-- BEGIN --
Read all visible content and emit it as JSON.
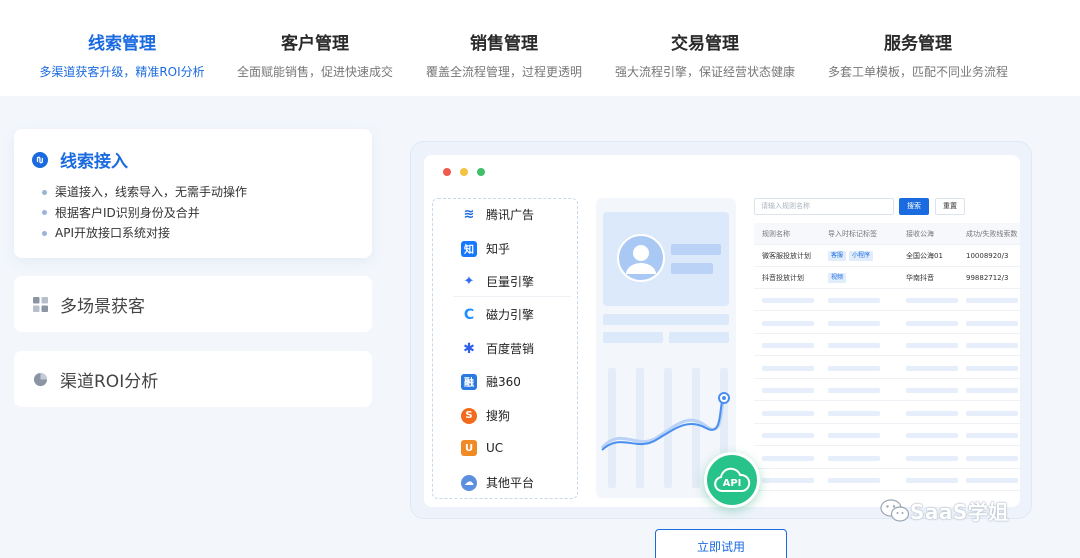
{
  "top_tabs": [
    {
      "title": "线索管理",
      "subtitle": "多渠道获客升级，精准ROI分析",
      "active": true
    },
    {
      "title": "客户管理",
      "subtitle": "全面赋能销售，促进快速成交",
      "active": false
    },
    {
      "title": "销售管理",
      "subtitle": "覆盖全流程管理，过程更透明",
      "active": false
    },
    {
      "title": "交易管理",
      "subtitle": "强大流程引擎，保证经营状态健康",
      "active": false
    },
    {
      "title": "服务管理",
      "subtitle": "多套工单模板，匹配不同业务流程",
      "active": false
    }
  ],
  "feature_cards": [
    {
      "title": "线索接入",
      "icon": "link-circle-icon",
      "expanded": true,
      "bullets": [
        "渠道接入，线索导入，无需手动操作",
        "根据客户ID识别身份及合并",
        "API开放接口系统对接"
      ]
    },
    {
      "title": "多场景获客",
      "icon": "grid-icon",
      "expanded": false
    },
    {
      "title": "渠道ROI分析",
      "icon": "pie-chart-icon",
      "expanded": false
    }
  ],
  "mockup": {
    "window_lights": [
      "#f05a4a",
      "#f5c342",
      "#3fbf6a"
    ],
    "platforms": [
      {
        "label": "腾讯广告",
        "icon": "tencent-ads-icon",
        "color": "#1b6be0",
        "glyph": "≋"
      },
      {
        "label": "知乎",
        "icon": "zhihu-icon",
        "color": "#1677ff",
        "glyph": "知"
      },
      {
        "label": "巨量引擎",
        "icon": "ocean-engine-icon",
        "color": "#2d6cf5",
        "glyph": "✦"
      },
      {
        "label": "磁力引擎",
        "icon": "magnetic-engine-icon",
        "color": "#1e90ff",
        "glyph": "C"
      },
      {
        "label": "百度营销",
        "icon": "baidu-icon",
        "color": "#2e5fe8",
        "glyph": "✱"
      },
      {
        "label": "融360",
        "icon": "rong360-icon",
        "color": "#2a7ae2",
        "glyph": "融"
      },
      {
        "label": "搜狗",
        "icon": "sogou-icon",
        "color": "#f26a1b",
        "glyph": "S"
      },
      {
        "label": "UC",
        "icon": "uc-icon",
        "color": "#f08a24",
        "glyph": "U"
      },
      {
        "label": "其他平台",
        "icon": "cloud-icon",
        "color": "#5b8fe0",
        "glyph": "☁"
      }
    ],
    "search_placeholder": "请输入规则名称",
    "search_button": "搜索",
    "reset_button": "重置",
    "table": {
      "headers": [
        "规则名称",
        "导入时标记标签",
        "接收公海",
        "成功/失败线索数"
      ],
      "rows": [
        {
          "name": "微客服投放计划",
          "tags": [
            "客服",
            "小程序"
          ],
          "pool": "全国公海01",
          "count": "10008920/3"
        },
        {
          "name": "抖音投放计划",
          "tags": [
            "视频"
          ],
          "pool": "华南抖音",
          "count": "99882712/3"
        }
      ]
    },
    "api_badge": "API"
  },
  "cta_button": "立即试用",
  "watermark": "SaaS学姐",
  "colors": {
    "brand_blue": "#1b6be0",
    "api_green": "#28c28b"
  }
}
-- END --
*Short task*:
In the material above, find each line that contains the word "icon", and select it.

*Right answer*:
      "icon": "link-circle-icon",
      "icon": "grid-icon",
      "icon": "pie-chart-icon",
        "icon": "tencent-ads-icon",
        "icon": "zhihu-icon",
        "icon": "ocean-engine-icon",
        "icon": "magnetic-engine-icon",
        "icon": "baidu-icon",
        "icon": "rong360-icon",
        "icon": "sogou-icon",
        "icon": "uc-icon",
        "icon": "cloud-icon",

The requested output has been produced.